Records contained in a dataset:
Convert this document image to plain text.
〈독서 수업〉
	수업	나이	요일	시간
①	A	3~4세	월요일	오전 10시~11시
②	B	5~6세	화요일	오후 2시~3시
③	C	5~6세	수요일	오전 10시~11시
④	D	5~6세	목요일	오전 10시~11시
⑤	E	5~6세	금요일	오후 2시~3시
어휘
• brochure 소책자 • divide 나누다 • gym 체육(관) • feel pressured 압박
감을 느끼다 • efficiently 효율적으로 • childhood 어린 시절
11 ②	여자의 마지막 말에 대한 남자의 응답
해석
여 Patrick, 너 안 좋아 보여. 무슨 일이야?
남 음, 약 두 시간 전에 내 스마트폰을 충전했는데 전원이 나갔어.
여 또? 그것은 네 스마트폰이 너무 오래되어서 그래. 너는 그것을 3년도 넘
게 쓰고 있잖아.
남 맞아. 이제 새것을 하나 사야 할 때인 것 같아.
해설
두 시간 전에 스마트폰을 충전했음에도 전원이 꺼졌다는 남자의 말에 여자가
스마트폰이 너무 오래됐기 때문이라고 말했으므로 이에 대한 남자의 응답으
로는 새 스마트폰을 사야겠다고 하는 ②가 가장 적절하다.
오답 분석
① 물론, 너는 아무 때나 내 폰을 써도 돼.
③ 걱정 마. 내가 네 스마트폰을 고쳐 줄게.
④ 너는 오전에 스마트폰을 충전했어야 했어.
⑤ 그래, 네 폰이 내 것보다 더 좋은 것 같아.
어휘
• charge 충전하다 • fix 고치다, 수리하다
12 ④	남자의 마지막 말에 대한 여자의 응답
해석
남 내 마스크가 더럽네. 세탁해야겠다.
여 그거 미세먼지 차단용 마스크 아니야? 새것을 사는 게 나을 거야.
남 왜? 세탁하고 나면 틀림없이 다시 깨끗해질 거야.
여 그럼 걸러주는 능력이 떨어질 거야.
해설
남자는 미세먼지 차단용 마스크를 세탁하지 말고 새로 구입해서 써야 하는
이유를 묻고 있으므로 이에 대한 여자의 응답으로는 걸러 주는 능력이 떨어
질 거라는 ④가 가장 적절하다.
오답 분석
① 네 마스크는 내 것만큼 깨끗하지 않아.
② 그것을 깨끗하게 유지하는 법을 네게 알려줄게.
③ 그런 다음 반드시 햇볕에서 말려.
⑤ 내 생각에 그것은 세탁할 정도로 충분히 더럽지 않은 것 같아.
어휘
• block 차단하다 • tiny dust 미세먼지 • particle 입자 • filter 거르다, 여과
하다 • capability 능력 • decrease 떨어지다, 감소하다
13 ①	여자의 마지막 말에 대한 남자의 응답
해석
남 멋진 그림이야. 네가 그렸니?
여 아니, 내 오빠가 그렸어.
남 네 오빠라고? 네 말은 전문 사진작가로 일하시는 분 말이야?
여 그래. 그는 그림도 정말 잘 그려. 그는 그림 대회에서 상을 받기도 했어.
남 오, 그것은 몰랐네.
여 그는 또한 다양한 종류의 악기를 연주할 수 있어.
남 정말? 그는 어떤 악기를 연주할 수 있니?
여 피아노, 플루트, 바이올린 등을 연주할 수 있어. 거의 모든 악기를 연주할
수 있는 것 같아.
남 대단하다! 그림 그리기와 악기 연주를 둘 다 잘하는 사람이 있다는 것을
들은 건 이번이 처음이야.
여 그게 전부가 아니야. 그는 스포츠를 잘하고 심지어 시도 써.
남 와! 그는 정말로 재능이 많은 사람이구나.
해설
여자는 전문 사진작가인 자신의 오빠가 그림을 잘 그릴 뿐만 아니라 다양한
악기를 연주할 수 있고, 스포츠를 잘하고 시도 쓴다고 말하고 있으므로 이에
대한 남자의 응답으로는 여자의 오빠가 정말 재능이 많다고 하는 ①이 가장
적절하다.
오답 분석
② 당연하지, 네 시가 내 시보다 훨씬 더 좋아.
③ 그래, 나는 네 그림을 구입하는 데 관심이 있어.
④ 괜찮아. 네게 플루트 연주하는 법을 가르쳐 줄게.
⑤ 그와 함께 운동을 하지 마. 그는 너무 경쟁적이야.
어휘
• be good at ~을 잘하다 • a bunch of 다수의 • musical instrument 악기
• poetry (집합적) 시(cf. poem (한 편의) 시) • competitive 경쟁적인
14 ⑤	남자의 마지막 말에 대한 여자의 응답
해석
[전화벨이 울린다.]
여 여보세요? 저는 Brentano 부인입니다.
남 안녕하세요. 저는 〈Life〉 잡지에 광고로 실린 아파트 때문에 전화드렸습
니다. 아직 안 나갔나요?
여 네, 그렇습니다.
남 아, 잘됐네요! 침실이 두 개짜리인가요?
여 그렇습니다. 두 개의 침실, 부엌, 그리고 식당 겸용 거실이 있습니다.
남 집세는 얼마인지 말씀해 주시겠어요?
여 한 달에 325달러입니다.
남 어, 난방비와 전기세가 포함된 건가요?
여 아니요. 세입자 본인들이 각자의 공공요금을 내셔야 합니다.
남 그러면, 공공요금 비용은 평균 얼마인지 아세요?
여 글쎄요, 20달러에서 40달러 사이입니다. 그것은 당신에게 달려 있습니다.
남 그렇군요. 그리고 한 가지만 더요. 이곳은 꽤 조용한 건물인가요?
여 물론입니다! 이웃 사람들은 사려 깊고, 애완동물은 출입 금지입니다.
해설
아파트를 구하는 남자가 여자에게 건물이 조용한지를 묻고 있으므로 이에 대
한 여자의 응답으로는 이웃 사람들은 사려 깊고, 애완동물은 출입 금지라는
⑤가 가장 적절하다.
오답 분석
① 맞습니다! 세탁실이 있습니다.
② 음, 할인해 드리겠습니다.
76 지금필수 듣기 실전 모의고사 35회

• [Challenge]
Copy out each line above, character for character.

• [Result]
Convert this document image to plain text.
〈독서 수업〉
	수업	나이	요일	시간
①	A	3~4세	월요일	오전 10시~11시
②	B	5~6세	화요일	오후 2시~3시
③	C	5~6세	수요일	오전 10시~11시
④	D	5~6세	목요일	오전 10시~11시
⑤	E	5~6세	금요일	오후 2시~3시
어휘
• brochure 소책자 • divide 나누다 • gym 체육(관) • feel pressured 압박
감을 느끼다 • efficiently 효율적으로 • childhood 어린 시절
11 ②	여자의 마지막 말에 대한 남자의 응답
해석
여 Patrick, 너 안 좋아 보여. 무슨 일이야?
남 음, 약 두 시간 전에 내 스마트폰을 충전했는데 전원이 나갔어.
여 또? 그것은 네 스마트폰이 너무 오래되어서 그래. 너는 그것을 3년도 넘
게 쓰고 있잖아.
남 맞아. 이제 새것을 하나 사야 할 때인 것 같아.
해설
두 시간 전에 스마트폰을 충전했음에도 전원이 꺼졌다는 남자의 말에 여자가
스마트폰이 너무 오래됐기 때문이라고 말했으므로 이에 대한 남자의 응답으
로는 새 스마트폰을 사야겠다고 하는 ②가 가장 적절하다.
오답 분석
① 물론, 너는 아무 때나 내 폰을 써도 돼.
③ 걱정 마. 내가 네 스마트폰을 고쳐 줄게.
④ 너는 오전에 스마트폰을 충전했어야 했어.
⑤ 그래, 네 폰이 내 것보다 더 좋은 것 같아.
어휘
• charge 충전하다 • fix 고치다, 수리하다
12 ④	남자의 마지막 말에 대한 여자의 응답
해석
남 내 마스크가 더럽네. 세탁해야겠다.
여 그거 미세먼지 차단용 마스크 아니야? 새것을 사는 게 나을 거야.
남 왜? 세탁하고 나면 틀림없이 다시 깨끗해질 거야.
여 그럼 걸러주는 능력이 떨어질 거야.
해설
남자는 미세먼지 차단용 마스크를 세탁하지 말고 새로 구입해서 써야 하는
이유를 묻고 있으므로 이에 대한 여자의 응답으로는 걸러 주는 능력이 떨어
질 거라는 ④가 가장 적절하다.
오답 분석
① 네 마스크는 내 것만큼 깨끗하지 않아.
② 그것을 깨끗하게 유지하는 법을 네게 알려줄게.
③ 그런 다음 반드시 햇볕에서 말려.
⑤ 내 생각에 그것은 세탁할 정도로 충분히 더럽지 않은 것 같아.
어휘
• block 차단하다 • tiny dust 미세먼지 • particle 입자 • filter 거르다, 여과
하다 • capability 능력 • decrease 떨어지다, 감소하다
13 ①	여자의 마지막 말에 대한 남자의 응답
해석
남 멋진 그림이야. 네가 그렸니?
여 아니, 내 오빠가 그렸어.
남 네 오빠라고? 네 말은 전문 사진작가로 일하시는 분 말이야?
여 그래. 그는 그림도 정말 잘 그려. 그는 그림 대회에서 상을 받기도 했어.
남 오, 그것은 몰랐네.
여 그는 또한 다양한 종류의 악기를 연주할 수 있어.
남 정말? 그는 어떤 악기를 연주할 수 있니?
여 피아노, 플루트, 바이올린 등을 연주할 수 있어. 거의 모든 악기를 연주할
수 있는 것 같아.
남 대단하다! 그림 그리기와 악기 연주를 둘 다 잘하는 사람이 있다는 것을
들은 건 이번이 처음이야.
여 그게 전부가 아니야. 그는 스포츠를 잘하고 심지어 시도 써.
남 와! 그는 정말로 재능이 많은 사람이구나.
해설
여자는 전문 사진작가인 자신의 오빠가 그림을 잘 그릴 뿐만 아니라 다양한
악기를 연주할 수 있고, 스포츠를 잘하고 시도 쓴다고 말하고 있으므로 이에
대한 남자의 응답으로는 여자의 오빠가 정말 재능이 많다고 하는 ①이 가장
적절하다.
오답 분석
② 당연하지, 네 시가 내 시보다 훨씬 더 좋아.
③ 그래, 나는 네 그림을 구입하는 데 관심이 있어.
④ 괜찮아. 네게 플루트 연주하는 법을 가르쳐 줄게.
⑤ 그와 함께 운동을 하지 마. 그는 너무 경쟁적이야.
어휘
• be good at ~을 잘하다 • a bunch of 다수의 • musical instrument 악기
• poetry (집합적) 시(cf. poem (한 편의) 시) • competitive 경쟁적인
14 ⑤	남자의 마지막 말에 대한 여자의 응답
해석
[전화벨이 울린다.]
여 여보세요? 저는 Brentano 부인입니다.
남 안녕하세요. 저는 〈Life〉 잡지에 광고로 실린 아파트 때문에 전화드렸습
니다. 아직 안 나갔나요?
여 네, 그렇습니다.
남 아, 잘됐네요! 침실이 두 개짜리인가요?
여 그렇습니다. 두 개의 침실, 부엌, 그리고 식당 겸용 거실이 있습니다.
남 집세는 얼마인지 말씀해 주시겠어요?
여 한 달에 325달러입니다.
남 어, 난방비와 전기세가 포함된 건가요?
여 아니요. 세입자 본인들이 각자의 공공요금을 내셔야 합니다.
남 그러면, 공공요금 비용은 평균 얼마인지 아세요?
여 글쎄요, 20달러에서 40달러 사이입니다. 그것은 당신에게 달려 있습니다.
남 그렇군요. 그리고 한 가지만 더요. 이곳은 꽤 조용한 건물인가요?
여 물론입니다! 이웃 사람들은 사려 깊고, 애완동물은 출입 금지입니다.
해설
아파트를 구하는 남자가 여자에게 건물이 조용한지를 묻고 있으므로 이에 대
한 여자의 응답으로는 이웃 사람들은 사려 깊고, 애완동물은 출입 금지라는
⑤가 가장 적절하다.
오답 분석
① 맞습니다! 세탁실이 있습니다.
② 음, 할인해 드리겠습니다.
76 지금필수 듣기 실전 모의고사 35회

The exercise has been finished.